_Exercise tasks_
A. Answer these questions using the passage on liquidity management tools.
(i) On what date did ESMA launch the two consultations?
(ii) Which annex of the UCITSD sets out the liquidity management tools?
(iii) What is the date of the publication the passage refers to for more information on the consultations?
B. Say whether each statement agrees with the passage on liquidity management tools. Give yes or no, and quote the deciding words.
(i) The Guidelines cover the selection and calibration of liquidity management tools.
(ii) ESMA launched three consultations.
(iii) The consultations aim to limit EU fund managers' ability to manage fund liquidity during market stress.

_Selection_
------------------------------------

Under the reform of the alternative investment fund managers directive (AIFMD) and undertakings for collective investment in transferable securities directive (UCITSD), the European Securities and Markets Authority (ESMA) was mandated to namely (i) draft regulatory technical standards (RTS) to determine the characteristics of the liquidity managements tools set out in Annex V of AIMFD and Annex IIA of UCITSD, and (ii) develop guidelines (the Guidelines) on the selection and calibration of liquidity management tools by alternative investment fund managers (AIFMs) or UCITS management companies (UCITS ManCos).

In that context, ESMA launched on 8 July 2024 two consultations (the Consultations) on liquidity management tools (LMTs), respectively on draft Guidelines and RTS under the revised AIFMD and the UCITSD. These aim to harmonise liquidity risk management in the investment funds sector, mitigate potential financial stability risks and enhance EU fund managers’ ability to manage fund liquidity during market stress situations. For more information on ESMA Consultations, please refer to our publication of 26 July 2024.

------------------------------------

_Dataset rows_
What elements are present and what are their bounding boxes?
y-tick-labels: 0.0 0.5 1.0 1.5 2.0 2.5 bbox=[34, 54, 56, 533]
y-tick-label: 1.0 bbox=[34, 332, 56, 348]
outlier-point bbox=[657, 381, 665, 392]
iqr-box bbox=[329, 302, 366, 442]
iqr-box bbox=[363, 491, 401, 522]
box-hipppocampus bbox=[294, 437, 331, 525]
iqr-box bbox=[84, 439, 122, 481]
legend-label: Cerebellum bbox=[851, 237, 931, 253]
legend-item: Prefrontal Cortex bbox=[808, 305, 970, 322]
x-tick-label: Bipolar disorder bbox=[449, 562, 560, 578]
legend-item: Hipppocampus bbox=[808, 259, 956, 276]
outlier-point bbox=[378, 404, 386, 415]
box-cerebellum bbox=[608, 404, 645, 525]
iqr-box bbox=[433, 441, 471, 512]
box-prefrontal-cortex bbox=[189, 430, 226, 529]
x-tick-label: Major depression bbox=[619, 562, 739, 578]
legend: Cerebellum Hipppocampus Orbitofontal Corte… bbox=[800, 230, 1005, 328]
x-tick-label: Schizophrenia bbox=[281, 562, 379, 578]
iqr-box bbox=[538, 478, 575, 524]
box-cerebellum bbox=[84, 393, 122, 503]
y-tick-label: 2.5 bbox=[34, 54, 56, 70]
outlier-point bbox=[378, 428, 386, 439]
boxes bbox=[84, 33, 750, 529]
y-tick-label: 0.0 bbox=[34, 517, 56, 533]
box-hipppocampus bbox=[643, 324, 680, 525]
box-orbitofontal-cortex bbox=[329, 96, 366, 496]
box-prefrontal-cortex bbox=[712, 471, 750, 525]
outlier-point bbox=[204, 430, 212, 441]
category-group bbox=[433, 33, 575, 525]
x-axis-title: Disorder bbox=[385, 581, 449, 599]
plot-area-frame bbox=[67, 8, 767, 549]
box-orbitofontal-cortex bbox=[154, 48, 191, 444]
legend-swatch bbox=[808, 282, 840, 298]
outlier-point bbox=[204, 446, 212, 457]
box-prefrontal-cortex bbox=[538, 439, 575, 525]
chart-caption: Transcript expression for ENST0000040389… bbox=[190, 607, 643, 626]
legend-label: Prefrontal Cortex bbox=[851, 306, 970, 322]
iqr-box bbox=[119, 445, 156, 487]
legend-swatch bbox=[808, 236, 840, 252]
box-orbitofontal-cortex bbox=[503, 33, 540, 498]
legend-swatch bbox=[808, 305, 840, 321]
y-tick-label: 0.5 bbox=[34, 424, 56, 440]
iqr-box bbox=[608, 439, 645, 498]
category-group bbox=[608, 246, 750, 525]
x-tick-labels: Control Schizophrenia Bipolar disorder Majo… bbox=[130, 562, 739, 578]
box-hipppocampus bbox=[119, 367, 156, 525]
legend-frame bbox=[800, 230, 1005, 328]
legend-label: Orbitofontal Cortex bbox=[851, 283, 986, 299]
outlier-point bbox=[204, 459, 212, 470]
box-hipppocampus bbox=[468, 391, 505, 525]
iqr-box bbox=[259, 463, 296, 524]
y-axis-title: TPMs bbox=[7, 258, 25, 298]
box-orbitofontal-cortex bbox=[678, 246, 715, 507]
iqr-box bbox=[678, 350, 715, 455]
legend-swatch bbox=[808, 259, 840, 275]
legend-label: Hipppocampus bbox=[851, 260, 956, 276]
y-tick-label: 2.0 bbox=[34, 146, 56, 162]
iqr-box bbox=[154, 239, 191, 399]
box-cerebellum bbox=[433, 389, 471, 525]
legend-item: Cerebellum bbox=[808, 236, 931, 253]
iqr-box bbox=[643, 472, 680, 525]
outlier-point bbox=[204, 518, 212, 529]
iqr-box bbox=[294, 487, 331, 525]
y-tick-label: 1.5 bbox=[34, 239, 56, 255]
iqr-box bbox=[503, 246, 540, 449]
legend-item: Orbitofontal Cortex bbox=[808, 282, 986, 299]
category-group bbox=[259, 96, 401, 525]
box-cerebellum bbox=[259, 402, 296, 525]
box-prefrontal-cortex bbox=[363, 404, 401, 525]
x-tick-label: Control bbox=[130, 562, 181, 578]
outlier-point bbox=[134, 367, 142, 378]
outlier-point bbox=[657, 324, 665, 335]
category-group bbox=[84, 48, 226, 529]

------------------------------------

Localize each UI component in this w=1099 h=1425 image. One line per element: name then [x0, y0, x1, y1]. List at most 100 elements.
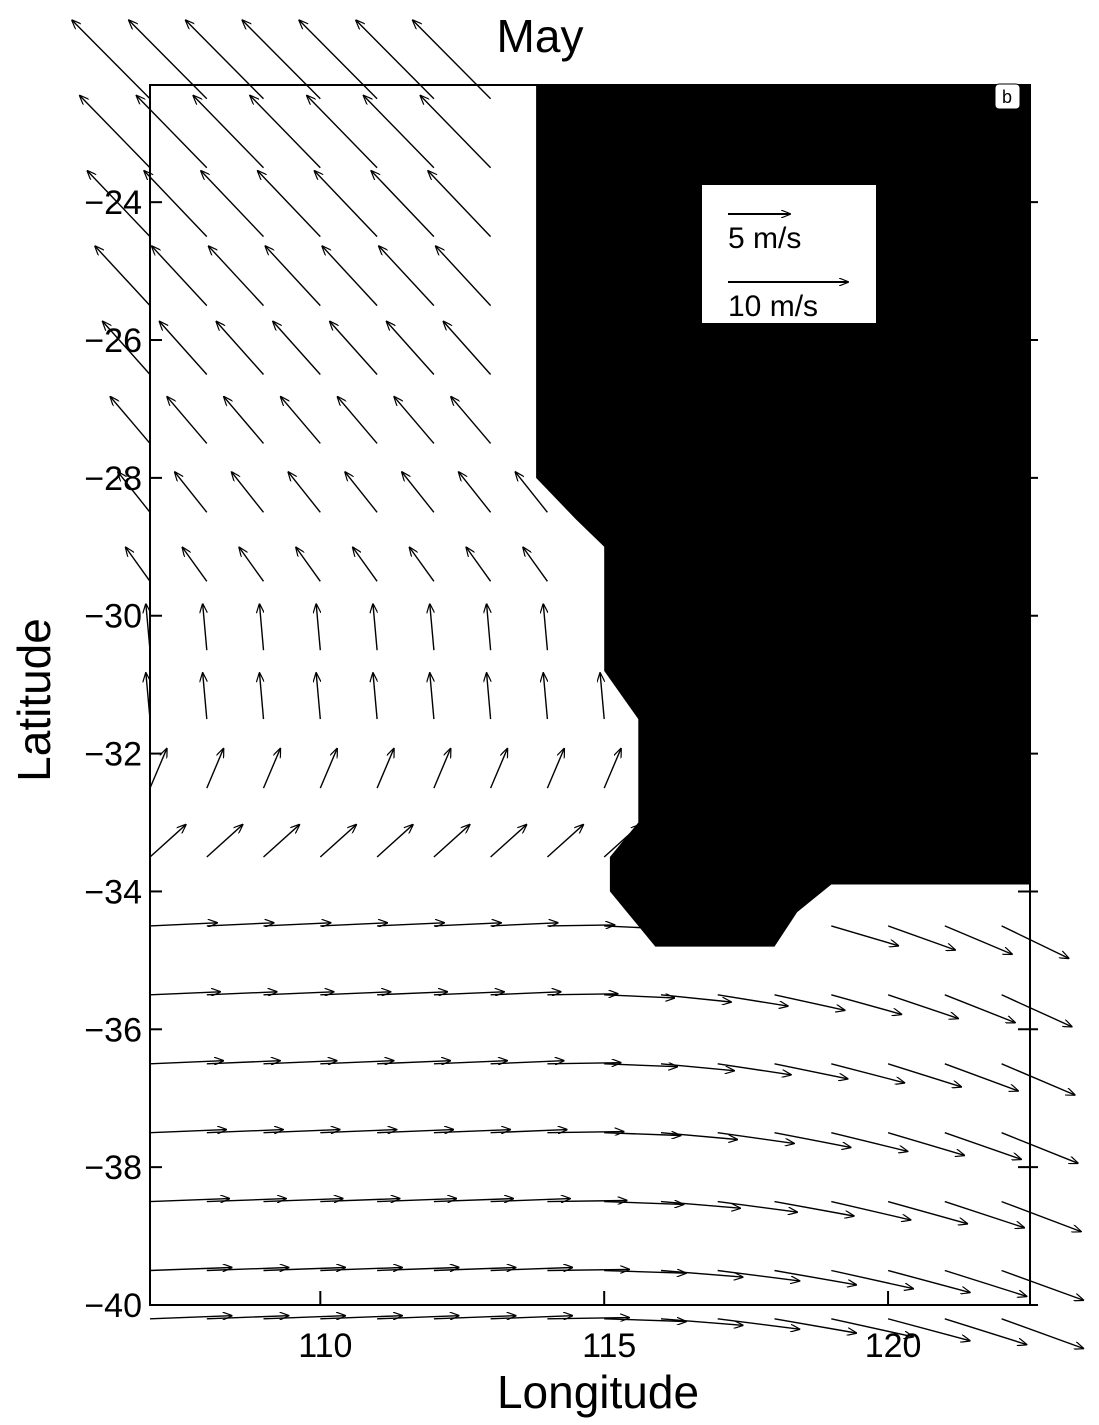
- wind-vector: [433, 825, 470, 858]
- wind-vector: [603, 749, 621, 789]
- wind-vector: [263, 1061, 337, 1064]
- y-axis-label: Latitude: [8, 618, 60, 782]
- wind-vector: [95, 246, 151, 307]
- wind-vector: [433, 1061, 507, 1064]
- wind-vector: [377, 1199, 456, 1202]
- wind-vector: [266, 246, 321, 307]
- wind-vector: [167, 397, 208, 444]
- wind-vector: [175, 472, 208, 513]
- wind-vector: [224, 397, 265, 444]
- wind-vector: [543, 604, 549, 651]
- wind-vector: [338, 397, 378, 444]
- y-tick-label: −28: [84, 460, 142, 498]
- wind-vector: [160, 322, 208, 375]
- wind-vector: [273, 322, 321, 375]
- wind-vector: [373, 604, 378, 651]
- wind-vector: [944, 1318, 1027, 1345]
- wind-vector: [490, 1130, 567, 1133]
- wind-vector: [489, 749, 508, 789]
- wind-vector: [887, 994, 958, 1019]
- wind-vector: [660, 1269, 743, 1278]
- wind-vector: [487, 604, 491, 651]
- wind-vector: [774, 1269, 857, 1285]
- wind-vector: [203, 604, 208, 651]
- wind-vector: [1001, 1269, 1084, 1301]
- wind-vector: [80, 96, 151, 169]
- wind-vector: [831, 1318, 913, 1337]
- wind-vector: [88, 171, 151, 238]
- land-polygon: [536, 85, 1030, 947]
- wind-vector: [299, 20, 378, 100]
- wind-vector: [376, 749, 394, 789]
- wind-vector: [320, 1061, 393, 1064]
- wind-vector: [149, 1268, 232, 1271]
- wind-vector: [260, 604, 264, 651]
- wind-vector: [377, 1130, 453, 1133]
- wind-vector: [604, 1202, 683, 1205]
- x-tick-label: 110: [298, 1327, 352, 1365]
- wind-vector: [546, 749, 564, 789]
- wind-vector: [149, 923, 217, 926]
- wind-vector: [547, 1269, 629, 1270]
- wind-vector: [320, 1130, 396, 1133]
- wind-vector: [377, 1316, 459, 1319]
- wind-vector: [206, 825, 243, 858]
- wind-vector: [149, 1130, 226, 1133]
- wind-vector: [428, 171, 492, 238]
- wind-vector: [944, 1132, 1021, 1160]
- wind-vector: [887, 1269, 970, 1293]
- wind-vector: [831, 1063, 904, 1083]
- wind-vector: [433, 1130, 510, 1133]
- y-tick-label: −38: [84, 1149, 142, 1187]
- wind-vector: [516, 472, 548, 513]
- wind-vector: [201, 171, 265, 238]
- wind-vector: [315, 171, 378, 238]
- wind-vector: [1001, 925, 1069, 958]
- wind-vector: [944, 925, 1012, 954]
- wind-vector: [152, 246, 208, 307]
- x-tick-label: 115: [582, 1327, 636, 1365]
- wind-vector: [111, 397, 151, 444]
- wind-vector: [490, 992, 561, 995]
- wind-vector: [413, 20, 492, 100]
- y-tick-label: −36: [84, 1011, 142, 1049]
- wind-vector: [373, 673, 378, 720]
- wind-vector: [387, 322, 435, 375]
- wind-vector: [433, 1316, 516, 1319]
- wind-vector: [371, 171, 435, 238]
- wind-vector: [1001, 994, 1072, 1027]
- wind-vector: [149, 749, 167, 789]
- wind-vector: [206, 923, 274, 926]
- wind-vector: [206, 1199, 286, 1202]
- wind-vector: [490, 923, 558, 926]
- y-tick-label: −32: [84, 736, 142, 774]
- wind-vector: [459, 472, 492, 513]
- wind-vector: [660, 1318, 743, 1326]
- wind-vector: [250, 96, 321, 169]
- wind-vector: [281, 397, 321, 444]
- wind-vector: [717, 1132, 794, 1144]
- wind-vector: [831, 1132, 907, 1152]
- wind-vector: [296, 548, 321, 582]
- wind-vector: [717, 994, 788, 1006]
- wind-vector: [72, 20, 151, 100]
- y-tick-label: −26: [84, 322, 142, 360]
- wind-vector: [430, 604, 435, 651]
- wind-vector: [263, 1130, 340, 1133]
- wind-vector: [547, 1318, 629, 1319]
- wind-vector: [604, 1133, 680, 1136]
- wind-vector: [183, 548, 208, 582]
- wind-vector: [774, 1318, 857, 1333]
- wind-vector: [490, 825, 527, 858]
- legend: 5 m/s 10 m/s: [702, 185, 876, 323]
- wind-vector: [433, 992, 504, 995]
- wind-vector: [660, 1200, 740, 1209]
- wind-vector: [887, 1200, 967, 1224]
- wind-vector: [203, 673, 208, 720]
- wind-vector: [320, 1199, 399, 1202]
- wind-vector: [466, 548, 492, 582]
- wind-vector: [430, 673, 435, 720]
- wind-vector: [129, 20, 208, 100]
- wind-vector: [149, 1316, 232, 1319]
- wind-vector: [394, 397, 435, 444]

------------------------------------

_Final answers_
A.
(i) 8 July 2024
(ii) Annex IIA
(iii) 26 July 2024

B.
(i) Yes: "develop guidelines (the Guidelines) on the selection and calibration of liquidity management tools"
(ii) No: "ESMA launched on 8 July 2024 two consultations"
(iii) No: "enhance EU fund managers’ ability to manage fund liquidity during market stress situations"